_Your goal_. In the lines below, find the one that contains "Read this page and output its text content." and write it out exactly, along with every line that follows it.

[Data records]
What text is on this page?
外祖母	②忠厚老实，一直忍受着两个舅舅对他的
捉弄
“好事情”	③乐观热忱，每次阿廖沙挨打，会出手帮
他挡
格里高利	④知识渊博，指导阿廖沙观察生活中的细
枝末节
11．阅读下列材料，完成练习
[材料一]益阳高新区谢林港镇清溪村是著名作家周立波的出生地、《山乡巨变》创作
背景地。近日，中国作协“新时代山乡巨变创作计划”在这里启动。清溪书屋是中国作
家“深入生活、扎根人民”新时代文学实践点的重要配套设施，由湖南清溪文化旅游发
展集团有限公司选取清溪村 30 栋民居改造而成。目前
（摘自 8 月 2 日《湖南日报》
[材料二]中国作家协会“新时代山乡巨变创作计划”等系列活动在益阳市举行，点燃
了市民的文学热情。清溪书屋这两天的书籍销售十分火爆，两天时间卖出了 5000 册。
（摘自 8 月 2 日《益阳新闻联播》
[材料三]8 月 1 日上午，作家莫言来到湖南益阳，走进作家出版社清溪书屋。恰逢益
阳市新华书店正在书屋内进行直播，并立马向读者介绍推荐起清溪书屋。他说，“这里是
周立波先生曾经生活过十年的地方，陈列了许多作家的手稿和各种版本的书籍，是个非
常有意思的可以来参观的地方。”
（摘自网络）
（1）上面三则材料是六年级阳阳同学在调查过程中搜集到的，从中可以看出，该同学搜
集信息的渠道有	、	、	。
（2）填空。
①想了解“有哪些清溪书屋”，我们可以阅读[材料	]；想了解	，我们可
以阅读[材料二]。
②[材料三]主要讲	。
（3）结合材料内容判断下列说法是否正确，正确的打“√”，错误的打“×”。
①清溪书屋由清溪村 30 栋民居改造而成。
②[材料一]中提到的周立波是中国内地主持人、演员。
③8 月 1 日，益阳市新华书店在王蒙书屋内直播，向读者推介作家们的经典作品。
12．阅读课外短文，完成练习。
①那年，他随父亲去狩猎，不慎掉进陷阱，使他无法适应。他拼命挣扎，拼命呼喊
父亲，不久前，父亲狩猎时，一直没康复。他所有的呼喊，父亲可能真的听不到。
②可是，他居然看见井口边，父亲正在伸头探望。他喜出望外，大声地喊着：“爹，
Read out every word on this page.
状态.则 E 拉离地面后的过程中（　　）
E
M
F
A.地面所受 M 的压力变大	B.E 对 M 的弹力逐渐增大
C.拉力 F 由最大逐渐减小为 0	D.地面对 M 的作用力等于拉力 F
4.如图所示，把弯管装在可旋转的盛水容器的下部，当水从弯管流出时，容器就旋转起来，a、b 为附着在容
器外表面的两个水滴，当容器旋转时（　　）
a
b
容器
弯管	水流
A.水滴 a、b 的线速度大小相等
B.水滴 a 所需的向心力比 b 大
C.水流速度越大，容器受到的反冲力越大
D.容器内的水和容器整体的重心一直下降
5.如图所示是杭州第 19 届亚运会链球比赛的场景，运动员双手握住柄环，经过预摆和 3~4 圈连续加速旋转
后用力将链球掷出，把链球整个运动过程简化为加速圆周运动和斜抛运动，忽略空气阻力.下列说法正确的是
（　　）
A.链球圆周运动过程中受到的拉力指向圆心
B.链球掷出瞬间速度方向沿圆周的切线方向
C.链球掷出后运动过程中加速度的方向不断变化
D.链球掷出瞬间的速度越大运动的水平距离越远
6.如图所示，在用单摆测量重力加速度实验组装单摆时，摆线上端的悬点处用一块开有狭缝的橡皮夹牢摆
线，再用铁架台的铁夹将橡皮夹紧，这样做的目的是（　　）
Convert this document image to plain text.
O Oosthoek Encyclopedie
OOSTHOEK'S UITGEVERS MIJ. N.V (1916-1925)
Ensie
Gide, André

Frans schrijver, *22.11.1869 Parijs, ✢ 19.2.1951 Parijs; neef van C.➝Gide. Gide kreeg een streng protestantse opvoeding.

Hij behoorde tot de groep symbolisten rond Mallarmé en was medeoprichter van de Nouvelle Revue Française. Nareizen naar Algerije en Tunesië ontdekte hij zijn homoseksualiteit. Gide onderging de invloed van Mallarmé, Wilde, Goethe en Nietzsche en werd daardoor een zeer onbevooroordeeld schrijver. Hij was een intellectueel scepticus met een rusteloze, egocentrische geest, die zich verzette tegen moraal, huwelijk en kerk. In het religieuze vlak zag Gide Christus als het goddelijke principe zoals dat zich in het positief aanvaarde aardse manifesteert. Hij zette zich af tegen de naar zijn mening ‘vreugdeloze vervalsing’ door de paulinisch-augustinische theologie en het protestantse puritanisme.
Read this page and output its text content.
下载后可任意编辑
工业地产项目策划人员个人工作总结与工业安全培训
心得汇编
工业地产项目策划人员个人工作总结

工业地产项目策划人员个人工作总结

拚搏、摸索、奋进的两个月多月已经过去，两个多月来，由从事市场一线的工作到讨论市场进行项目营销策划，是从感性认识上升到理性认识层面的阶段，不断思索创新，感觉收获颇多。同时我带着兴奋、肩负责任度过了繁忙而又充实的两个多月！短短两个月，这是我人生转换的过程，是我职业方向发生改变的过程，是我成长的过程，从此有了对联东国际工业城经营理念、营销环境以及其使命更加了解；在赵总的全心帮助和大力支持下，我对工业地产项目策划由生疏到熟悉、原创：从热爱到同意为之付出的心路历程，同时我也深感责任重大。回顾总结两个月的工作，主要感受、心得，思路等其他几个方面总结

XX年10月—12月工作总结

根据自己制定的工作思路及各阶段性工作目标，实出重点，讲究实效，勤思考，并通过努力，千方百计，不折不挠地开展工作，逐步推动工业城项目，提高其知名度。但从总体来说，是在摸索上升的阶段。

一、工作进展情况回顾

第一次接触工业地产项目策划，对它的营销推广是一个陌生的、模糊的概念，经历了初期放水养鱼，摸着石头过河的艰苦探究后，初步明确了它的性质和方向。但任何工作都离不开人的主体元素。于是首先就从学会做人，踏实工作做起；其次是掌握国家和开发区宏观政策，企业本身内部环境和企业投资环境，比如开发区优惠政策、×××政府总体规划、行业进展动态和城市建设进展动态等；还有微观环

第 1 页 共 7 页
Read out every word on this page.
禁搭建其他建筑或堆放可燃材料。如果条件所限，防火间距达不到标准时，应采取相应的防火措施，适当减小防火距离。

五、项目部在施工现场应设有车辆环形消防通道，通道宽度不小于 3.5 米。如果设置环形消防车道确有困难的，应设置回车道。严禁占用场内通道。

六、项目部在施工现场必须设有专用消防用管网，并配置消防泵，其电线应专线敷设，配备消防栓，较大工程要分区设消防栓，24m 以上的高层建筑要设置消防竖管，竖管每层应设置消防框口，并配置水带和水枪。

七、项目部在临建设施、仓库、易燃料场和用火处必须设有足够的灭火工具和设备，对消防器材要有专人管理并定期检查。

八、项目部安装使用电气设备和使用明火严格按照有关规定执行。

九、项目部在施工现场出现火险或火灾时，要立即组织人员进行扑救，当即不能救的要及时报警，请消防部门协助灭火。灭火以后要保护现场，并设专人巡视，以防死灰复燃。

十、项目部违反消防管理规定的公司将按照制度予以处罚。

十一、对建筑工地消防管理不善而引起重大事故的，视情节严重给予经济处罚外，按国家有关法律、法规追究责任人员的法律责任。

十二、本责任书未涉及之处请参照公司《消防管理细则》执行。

_Solution for this problem_.
Read this page and output its text content.
下载后可任意编辑
工业地产项目策划人员个人工作总结与工业安全培训
心得汇编
工业地产项目策划人员个人工作总结

工业地产项目策划人员个人工作总结

拚搏、摸索、奋进的两个月多月已经过去，两个多月来，由从事市场一线的工作到讨论市场进行项目营销策划，是从感性认识上升到理性认识层面的阶段，不断思索创新，感觉收获颇多。同时我带着兴奋、肩负责任度过了繁忙而又充实的两个多月！短短两个月，这是我人生转换的过程，是我职业方向发生改变的过程，是我成长的过程，从此有了对联东国际工业城经营理念、营销环境以及其使命更加了解；在赵总的全心帮助和大力支持下，我对工业地产项目策划由生疏到熟悉、原创：从热爱到同意为之付出的心路历程，同时我也深感责任重大。回顾总结两个月的工作，主要感受、心得，思路等其他几个方面总结

XX年10月—12月工作总结

根据自己制定的工作思路及各阶段性工作目标，实出重点，讲究实效，勤思考，并通过努力，千方百计，不折不挠地开展工作，逐步推动工业城项目，提高其知名度。但从总体来说，是在摸索上升的阶段。

一、工作进展情况回顾

第一次接触工业地产项目策划，对它的营销推广是一个陌生的、模糊的概念，经历了初期放水养鱼，摸着石头过河的艰苦探究后，初步明确了它的性质和方向。但任何工作都离不开人的主体元素。于是首先就从学会做人，踏实工作做起；其次是掌握国家和开发区宏观政策，企业本身内部环境和企业投资环境，比如开发区优惠政策、×××政府总体规划、行业进展动态和城市建设进展动态等；还有微观环

第 1 页 共 7 页
Read out every word on this page.
禁搭建其他建筑或堆放可燃材料。如果条件所限，防火间距达不到标准时，应采取相应的防火措施，适当减小防火距离。

五、项目部在施工现场应设有车辆环形消防通道，通道宽度不小于 3.5 米。如果设置环形消防车道确有困难的，应设置回车道。严禁占用场内通道。

六、项目部在施工现场必须设有专用消防用管网，并配置消防泵，其电线应专线敷设，配备消防栓，较大工程要分区设消防栓，24m 以上的高层建筑要设置消防竖管，竖管每层应设置消防框口，并配置水带和水枪。

七、项目部在临建设施、仓库、易燃料场和用火处必须设有足够的灭火工具和设备，对消防器材要有专人管理并定期检查。

八、项目部安装使用电气设备和使用明火严格按照有关规定执行。

九、项目部在施工现场出现火险或火灾时，要立即组织人员进行扑救，当即不能救的要及时报警，请消防部门协助灭火。灭火以后要保护现场，并设专人巡视，以防死灰复燃。

十、项目部违反消防管理规定的公司将按照制度予以处罚。

十一、对建筑工地消防管理不善而引起重大事故的，视情节严重给予经济处罚外，按国家有关法律、法规追究责任人员的法律责任。

十二、本责任书未涉及之处请参照公司《消防管理细则》执行。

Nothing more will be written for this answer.